[Collected data entries]
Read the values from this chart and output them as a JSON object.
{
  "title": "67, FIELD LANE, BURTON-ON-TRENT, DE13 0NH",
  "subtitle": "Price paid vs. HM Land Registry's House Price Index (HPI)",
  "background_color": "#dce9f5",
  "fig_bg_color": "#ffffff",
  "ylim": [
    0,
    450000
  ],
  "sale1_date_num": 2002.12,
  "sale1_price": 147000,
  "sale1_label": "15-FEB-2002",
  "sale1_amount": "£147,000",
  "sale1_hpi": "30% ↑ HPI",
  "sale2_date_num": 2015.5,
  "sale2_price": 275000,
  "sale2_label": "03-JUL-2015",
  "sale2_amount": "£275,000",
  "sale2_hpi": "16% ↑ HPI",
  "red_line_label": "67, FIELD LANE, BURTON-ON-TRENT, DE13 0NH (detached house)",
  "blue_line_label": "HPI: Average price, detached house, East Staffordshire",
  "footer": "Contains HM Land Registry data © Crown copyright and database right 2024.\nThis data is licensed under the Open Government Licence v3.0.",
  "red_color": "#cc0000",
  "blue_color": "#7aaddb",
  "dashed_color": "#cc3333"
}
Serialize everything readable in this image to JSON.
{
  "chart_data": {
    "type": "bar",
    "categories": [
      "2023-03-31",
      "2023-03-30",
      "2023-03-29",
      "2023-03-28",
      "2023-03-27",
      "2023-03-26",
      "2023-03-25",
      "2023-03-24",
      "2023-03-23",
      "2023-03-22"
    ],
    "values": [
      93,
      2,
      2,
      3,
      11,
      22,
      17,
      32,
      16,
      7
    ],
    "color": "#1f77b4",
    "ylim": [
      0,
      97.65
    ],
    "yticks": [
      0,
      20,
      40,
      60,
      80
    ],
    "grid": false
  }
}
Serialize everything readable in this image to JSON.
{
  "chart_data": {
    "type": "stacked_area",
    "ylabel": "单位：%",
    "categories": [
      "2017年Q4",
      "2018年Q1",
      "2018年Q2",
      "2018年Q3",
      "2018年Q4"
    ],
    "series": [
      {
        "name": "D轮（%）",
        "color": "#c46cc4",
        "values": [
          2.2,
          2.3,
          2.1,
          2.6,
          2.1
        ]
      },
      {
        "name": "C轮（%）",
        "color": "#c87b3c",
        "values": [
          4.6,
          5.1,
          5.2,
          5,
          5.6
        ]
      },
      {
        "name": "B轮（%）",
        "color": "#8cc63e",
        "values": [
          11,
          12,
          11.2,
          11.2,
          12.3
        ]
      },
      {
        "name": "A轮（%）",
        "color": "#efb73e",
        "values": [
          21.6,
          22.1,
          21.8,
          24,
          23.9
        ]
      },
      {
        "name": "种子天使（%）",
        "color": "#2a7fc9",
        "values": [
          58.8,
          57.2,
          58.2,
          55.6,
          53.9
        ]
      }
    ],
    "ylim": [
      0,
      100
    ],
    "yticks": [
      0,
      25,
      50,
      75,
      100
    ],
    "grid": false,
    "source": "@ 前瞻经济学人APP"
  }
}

[INSTRUCTIONS FOR THE TASK] Read through the lines above and collect those that contain the string "Land".

[WORKED ANSWER]
  "subtitle": "Price paid vs. HM Land Registry's House Price Index (HPI)",
  "footer": "Contains HM Land Registry data © Crown copyright and database right 2024.\nThis data is licensed under the Open Government Licence v3.0.",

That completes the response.